__Written task__. Show every line in the entries below where the word "Levels" appears.

__Data supplied__.
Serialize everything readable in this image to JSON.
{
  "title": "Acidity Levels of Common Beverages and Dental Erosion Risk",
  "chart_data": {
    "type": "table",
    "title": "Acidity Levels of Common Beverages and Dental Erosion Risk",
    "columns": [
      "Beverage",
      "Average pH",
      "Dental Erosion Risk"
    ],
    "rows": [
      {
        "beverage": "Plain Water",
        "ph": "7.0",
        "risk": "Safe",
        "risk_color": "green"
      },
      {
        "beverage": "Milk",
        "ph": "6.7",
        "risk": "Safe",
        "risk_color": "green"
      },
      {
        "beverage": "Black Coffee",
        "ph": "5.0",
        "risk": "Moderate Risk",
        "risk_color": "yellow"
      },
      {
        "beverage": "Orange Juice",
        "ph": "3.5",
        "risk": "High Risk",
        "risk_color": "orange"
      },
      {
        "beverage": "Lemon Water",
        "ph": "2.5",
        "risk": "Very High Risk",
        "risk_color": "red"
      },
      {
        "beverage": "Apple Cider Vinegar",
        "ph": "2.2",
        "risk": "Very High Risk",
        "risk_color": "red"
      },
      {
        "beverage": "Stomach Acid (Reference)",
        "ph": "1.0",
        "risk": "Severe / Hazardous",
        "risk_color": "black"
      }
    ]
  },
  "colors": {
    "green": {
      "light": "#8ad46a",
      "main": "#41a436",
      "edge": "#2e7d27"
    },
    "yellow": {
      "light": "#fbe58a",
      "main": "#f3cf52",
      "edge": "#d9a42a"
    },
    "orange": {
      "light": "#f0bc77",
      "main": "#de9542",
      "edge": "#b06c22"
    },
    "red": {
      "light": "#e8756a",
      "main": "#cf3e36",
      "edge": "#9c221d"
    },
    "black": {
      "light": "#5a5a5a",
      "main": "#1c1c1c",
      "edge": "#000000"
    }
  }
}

__Reply__.
  "title": "Acidity Levels of Common Beverages and Dental Erosion Risk",
    "title": "Acidity Levels of Common Beverages and Dental Erosion Risk",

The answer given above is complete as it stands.